Collection entries
========================================================================
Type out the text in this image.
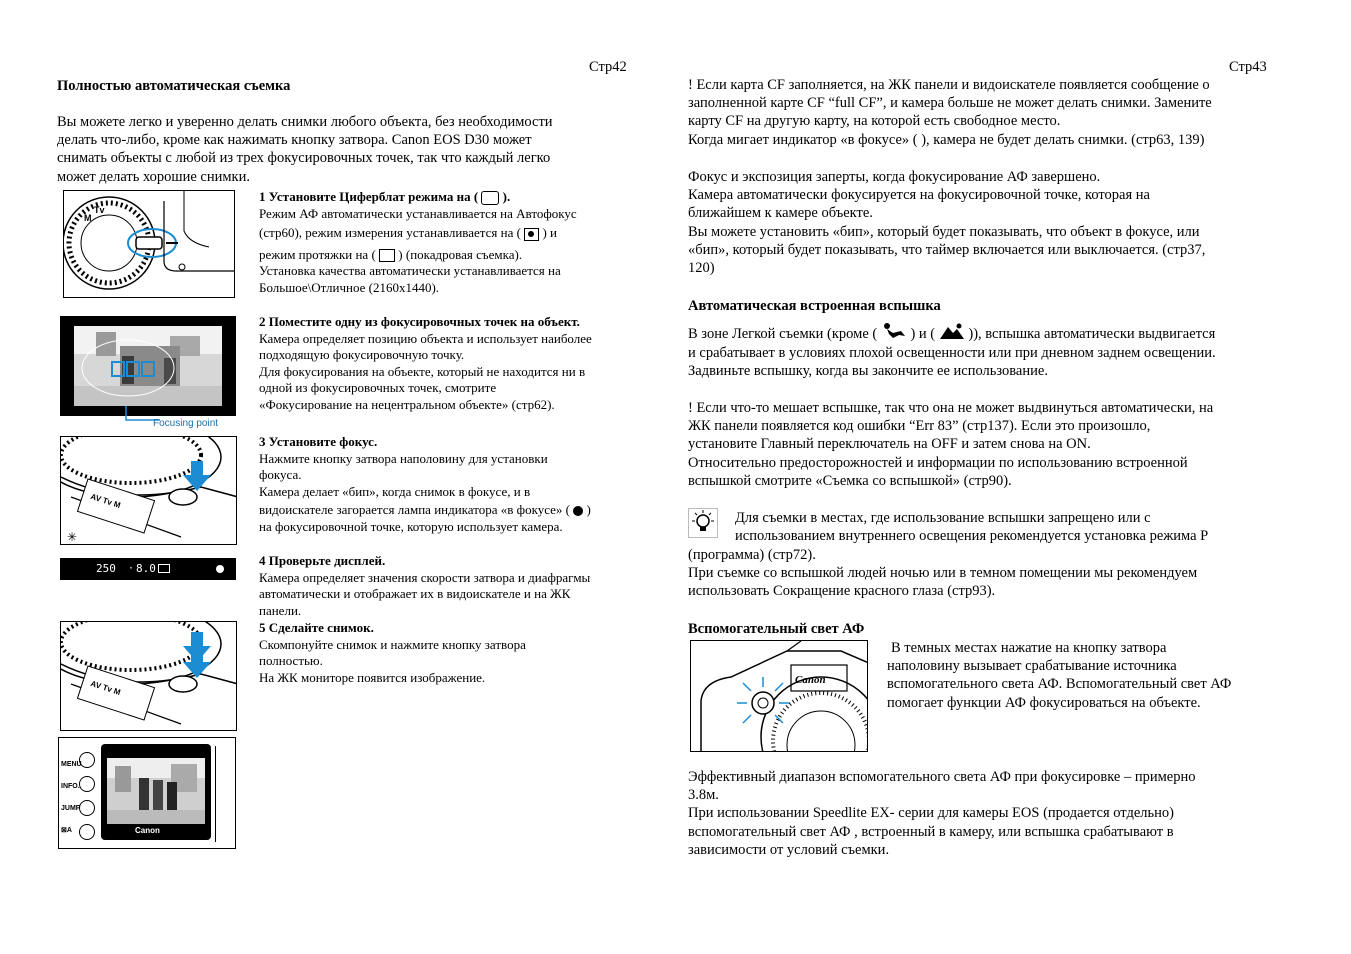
Стр42
Полностью автоматическая съемка
Вы можете легко и уверенно делать снимки любого объекта, без необходимости
делать что-либо, кроме как нажимать кнопку затвора. Canon EOS D30 может
снимать объекты с любой из трех фокусировочных точек, так что каждый легко
может делать хорошие снимки.
M
Tv
1 Установите Циферблат режима на ( ).
Режим АФ автоматически устанавливается на Автофокус
(стр60), режим измерения устанавливается на ( ) и
режим протяжки на ( ) (покадровая съемка).
Установка качества автоматически устанавливается на
Большое\Отличное (2160x1440).
Focusing point
2 Поместите одну из фокусировочных точек на объект.
Камера определяет позицию объекта и использует наиболее
подходящую фокусировочную точку.
Для фокусирования на объекте, который не находится ни в
одной из фокусировочных точек, смотрите
«Фокусирование на нецентральном объекте» (стр62).
AV Tv M
✳
3 Установите фокус.
Нажмите кнопку затвора наполовину для установки
фокуса.
Камера делает «бип», когда снимок в фокусе, и в
видоискателе загорается лампа индикатора «в фокусе» ( )
на фокусировочной точке, которую использует камера.
250 · 8.0
4 Проверьте дисплей.
Камера определяет значения скорости затвора и диафрагмы
автоматически и отображает их в видоискателе и на ЖК
панели.
AV Tv M
5 Сделайте снимок.
Скомпонуйте снимок и нажмите кнопку затвора
полностью.
На ЖК мониторе появится изображение.
MENU
INFO.
JUMP
⊠A	Canon
Стр43
! Если карта CF заполняется, на ЖК панели и видоискателе появляется сообщение о
заполненной карте CF “full CF”, и камера больше не может делать снимки. Замените
карту CF на другую карту, на которой есть свободное место.
Когда мигает индикатор «в фокусе» ( ), камера не будет делать снимки. (стр63, 139)
Фокус и экспозиция заперты, когда фокусирование АФ завершено.
Камера автоматически фокусируется на фокусировочной точке, которая на
ближайшем к камере объекте.
Вы можете установить «бип», который будет показывать, что объект в фокусе, или
«бип», который будет показывать, что таймер включается или выключается. (стр37,
120)
Автоматическая встроенная вспышка
В зоне Легкой съемки (кроме ( ) и ( )), вспышка автоматически выдвигается
и срабатывает в условиях плохой освещенности или при дневном заднем освещении.
Задвиньте вспышку, когда вы закончите ее использование.
! Если что-то мешает вспышке, так что она не может выдвинуться автоматически, на
ЖК панели появляется код ошибки “Err 83” (стр137). Если это произошло,
установите Главный переключатель на OFF и затем снова на ON.
Относительно предосторожностей и информации по использованию встроенной
вспышкой смотрите «Съемка со вспышкой» (стр90).
Для съемки в местах, где использование вспышки запрещено или с
использованием внутреннего освещения рекомендуется установка режима P
(программа) (стр72).
При съемке со вспышкой людей ночью или в темном помещении мы рекомендуем
использовать Сокращение красного глаза (стр93).
Вспомогательный свет АФ
Canon
В темных местах нажатие на кнопку затвора
наполовину вызывает срабатывание источника
вспомогательного света АФ. Вспомогательный свет АФ
помогает функции АФ фокусироваться на объекте.
Эффективный диапазон вспомогательного света АФ при фокусировке – примерно
3.8м.
При использовании Speedlite EX- серии для камеры EOS (продается отдельно)
вспомогательный свет АФ , встроенный в камеру, или вспышка срабатывают в
зависимости от условий съемки.
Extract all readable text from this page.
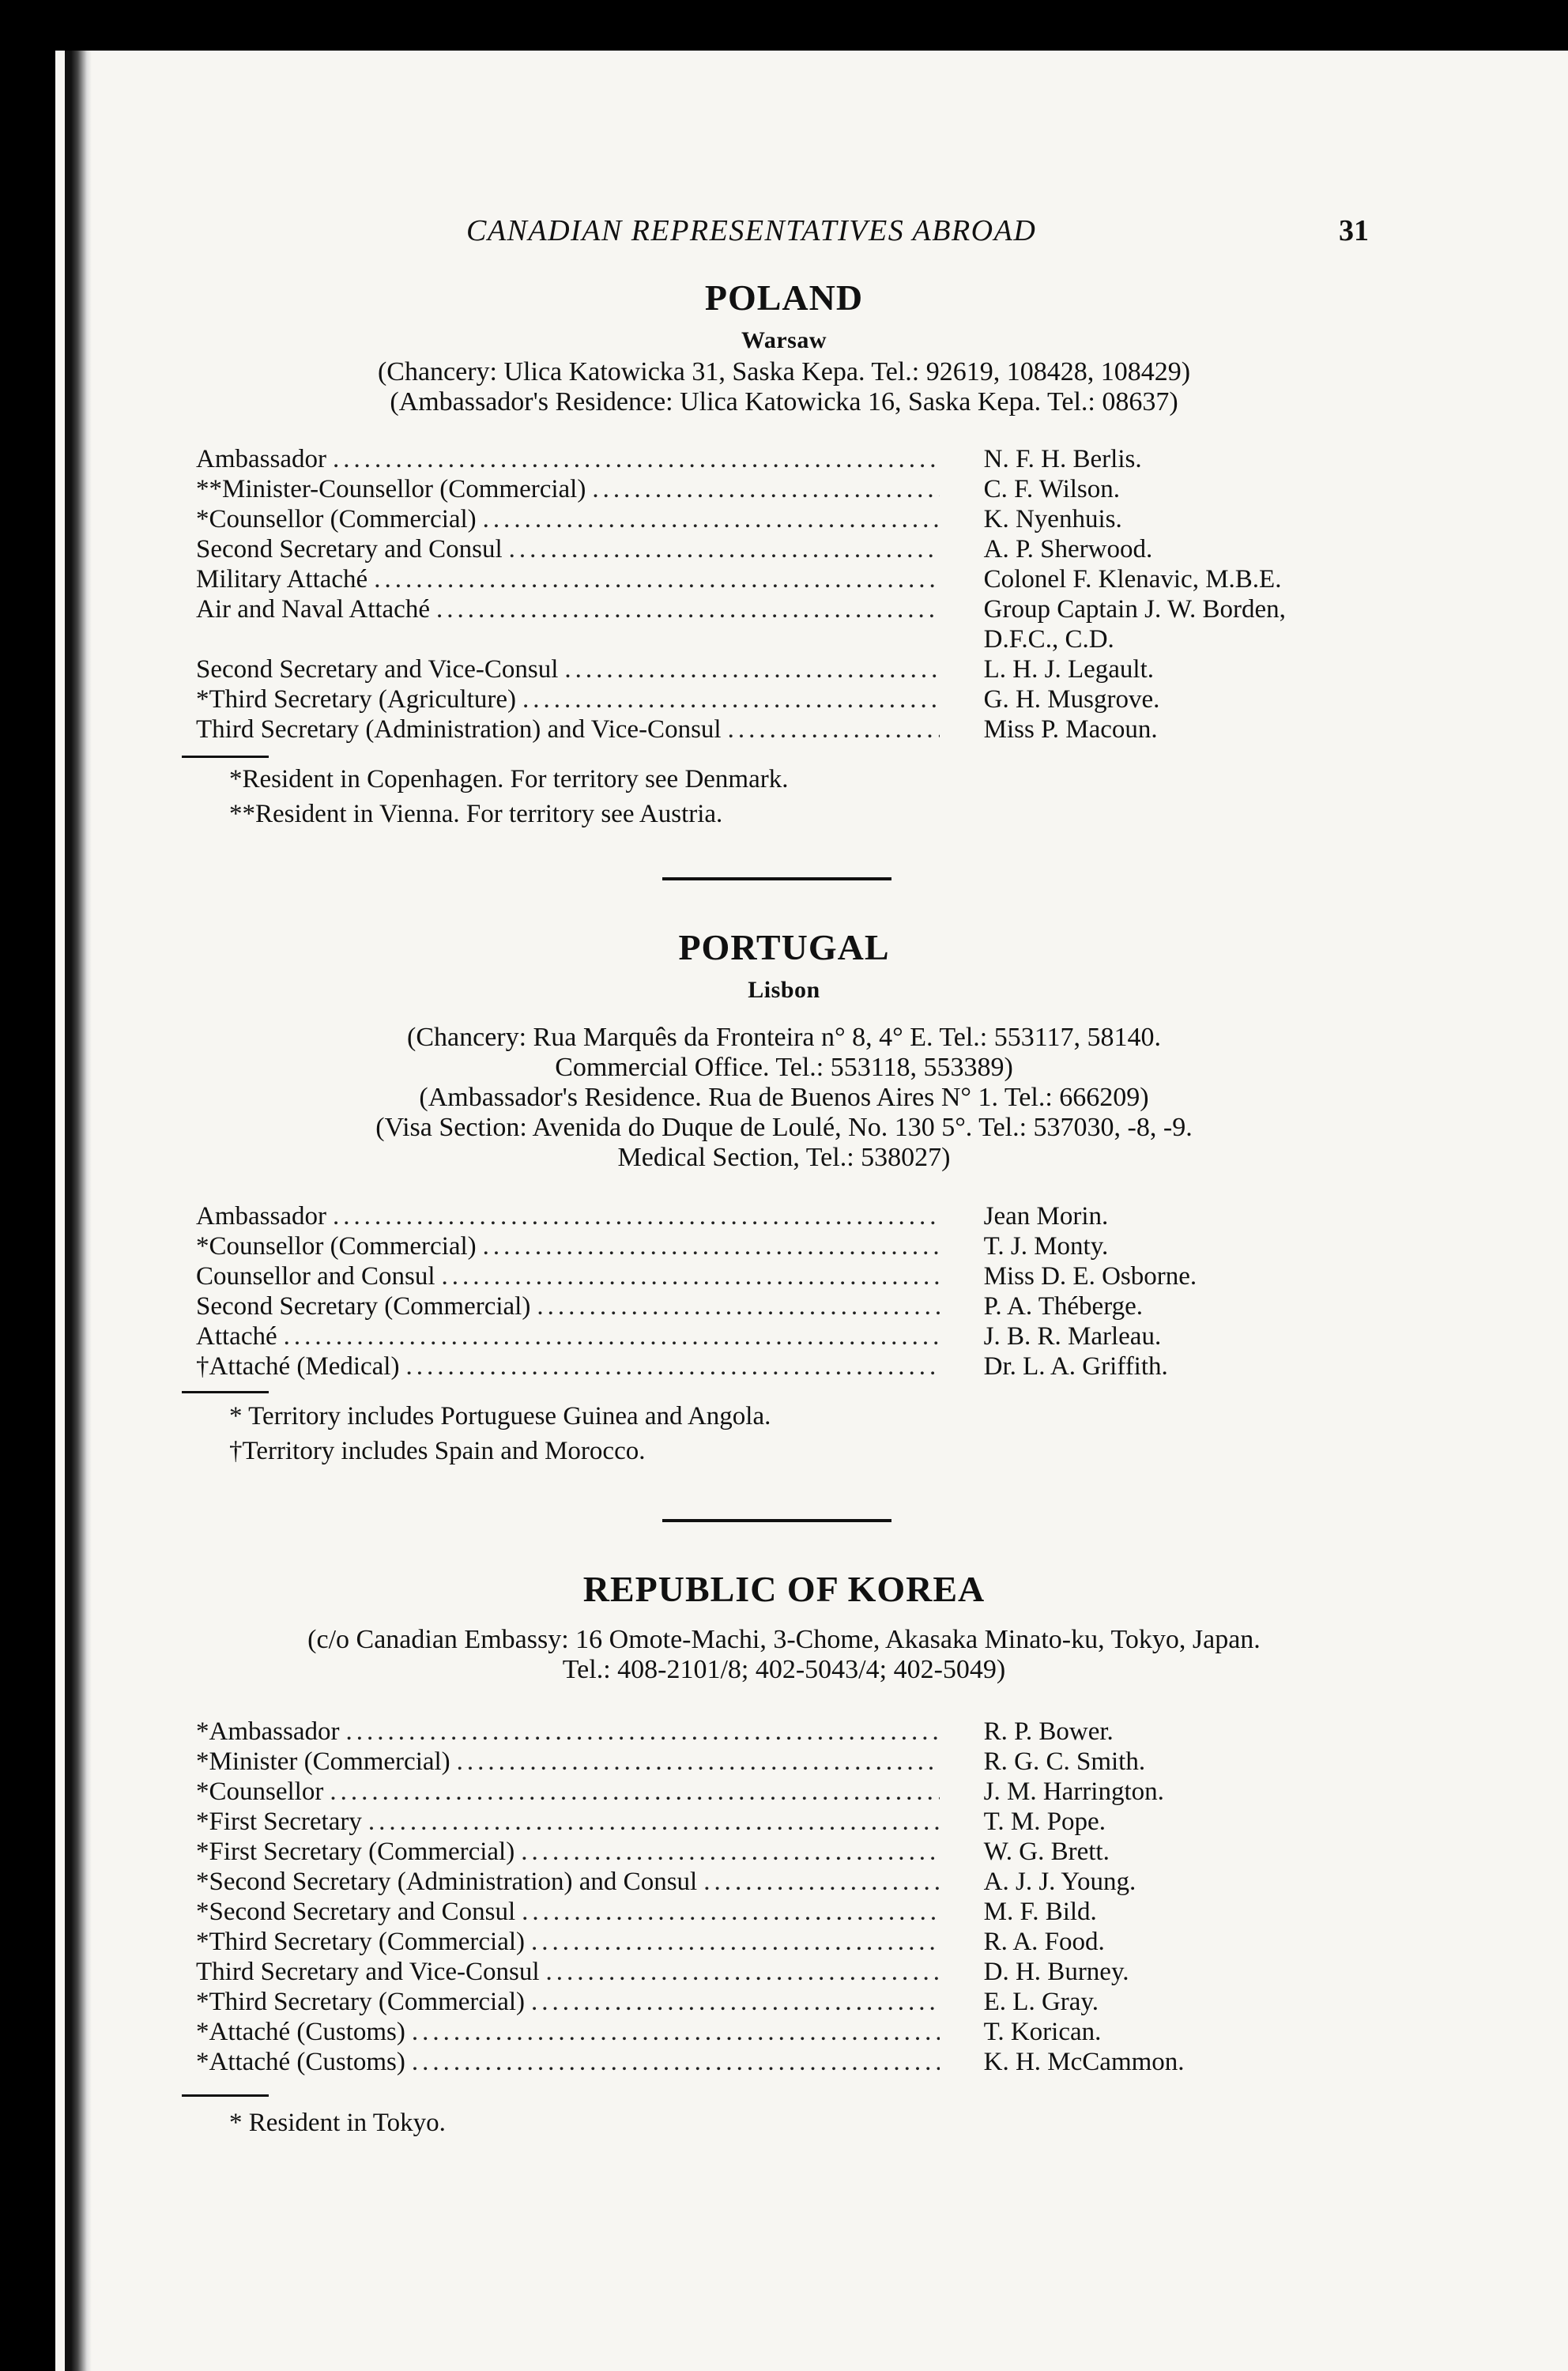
CANADIAN REPRESENTATIVES ABROAD	31
POLAND
Warsaw
(Chancery: Ulica Katowicka 31, Saska Kepa. Tel.: 92619, 108428, 108429)
(Ambassador's Residence: Ulica Katowicka 16, Saska Kepa. Tel.: 08637)
Ambassador .....	N. F. H. Berlis.
**Minister-Counsellor (Commercial) .....	C. F. Wilson.
*Counsellor (Commercial) .....	K. Nyenhuis.
Second Secretary and Consul .....	A. P. Sherwood.
Military Attaché .....	Colonel F. Klenavic, M.B.E.
Air and Naval Attaché .....	Group Captain J. W. Borden,
D.F.C., C.D.
Second Secretary and Vice-Consul .....	L. H. J. Legault.
*Third Secretary (Agriculture) .....	G. H. Musgrove.
Third Secretary (Administration) and Vice-Consul .....	Miss P. Macoun.
*Resident in Copenhagen. For territory see Denmark.
**Resident in Vienna. For territory see Austria.
PORTUGAL
Lisbon
(Chancery: Rua Marquês da Fronteira n° 8, 4° E. Tel.: 553117, 58140.
Commercial Office. Tel.: 553118, 553389)
(Ambassador's Residence. Rua de Buenos Aires N° 1. Tel.: 666209)
(Visa Section: Avenida do Duque de Loulé, No. 130 5°. Tel.: 537030, -8, -9.
Medical Section, Tel.: 538027)
Ambassador .....	Jean Morin.
*Counsellor (Commercial) .....	T. J. Monty.
Counsellor and Consul .....	Miss D. E. Osborne.
Second Secretary (Commercial) .....	P. A. Théberge.
Attaché .....	J. B. R. Marleau.
†Attaché (Medical) .....	Dr. L. A. Griffith.
* Territory includes Portuguese Guinea and Angola.
†Territory includes Spain and Morocco.
REPUBLIC OF KOREA
(c/o Canadian Embassy: 16 Omote-Machi, 3-Chome, Akasaka Minato-ku, Tokyo, Japan.
Tel.: 408-2101/8; 402-5043/4; 402-5049)
*Ambassador .....	R. P. Bower.
*Minister (Commercial) .....	R. G. C. Smith.
*Counsellor .....	J. M. Harrington.
*First Secretary .....	T. M. Pope.
*First Secretary (Commercial) .....	W. G. Brett.
*Second Secretary (Administration) and Consul .....	A. J. J. Young.
*Second Secretary and Consul .....	M. F. Bild.
*Third Secretary (Commercial) .....	R. A. Food.
Third Secretary and Vice-Consul .....	D. H. Burney.
*Third Secretary (Commercial) .....	E. L. Gray.
*Attaché (Customs) .....	T. Korican.
*Attaché (Customs) .....	K. H. McCammon.
* Resident in Tokyo.
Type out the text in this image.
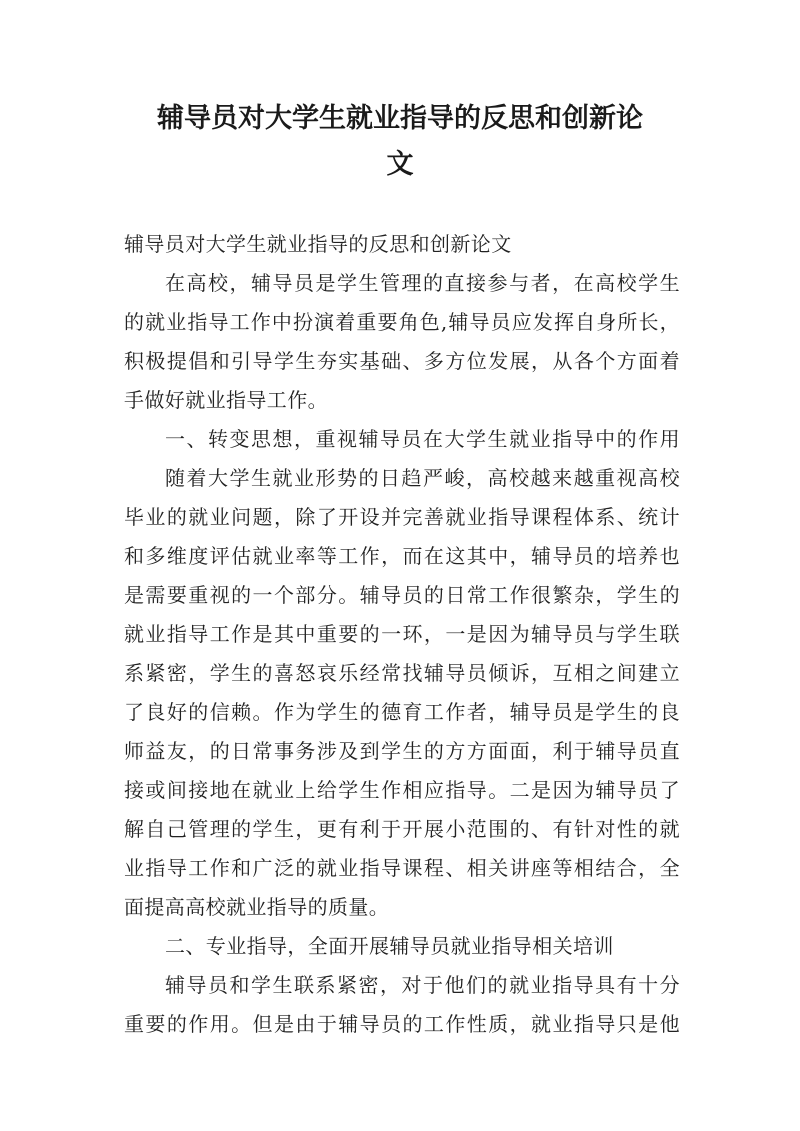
辅导员对大学生就业指导的反思和创新论
文
辅导员对大学生就业指导的反思和创新论文
在高校，辅导员是学生管理的直接参与者，在高校学生
的就业指导工作中扮演着重要角色,辅导员应发挥自身所长，
积极提倡和引导学生夯实基础、多方位发展，从各个方面着
手做好就业指导工作。
一、转变思想，重视辅导员在大学生就业指导中的作用
随着大学生就业形势的日趋严峻，高校越来越重视高校
毕业的就业问题，除了开设并完善就业指导课程体系、统计
和多维度评估就业率等工作，而在这其中，辅导员的培养也
是需要重视的一个部分。辅导员的日常工作很繁杂，学生的
就业指导工作是其中重要的一环，一是因为辅导员与学生联
系紧密，学生的喜怒哀乐经常找辅导员倾诉，互相之间建立
了良好的信赖。作为学生的德育工作者，辅导员是学生的良
师益友，的日常事务涉及到学生的方方面面，利于辅导员直
接或间接地在就业上给学生作相应指导。二是因为辅导员了
解自己管理的学生，更有利于开展小范围的、有针对性的就
业指导工作和广泛的就业指导课程、相关讲座等相结合，全
面提高高校就业指导的质量。
二、专业指导，全面开展辅导员就业指导相关培训
辅导员和学生联系紧密，对于他们的就业指导具有十分
重要的作用。但是由于辅导员的工作性质，就业指导只是他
========================================================================
> [YOUR TASK]: Keep only those lines of the records that hold "использует", and return them.

> [COMPLETE OUTPUT]:
Камера определяет позицию объекта и использует наиболее
на фокусировочной точке, которую использует камера.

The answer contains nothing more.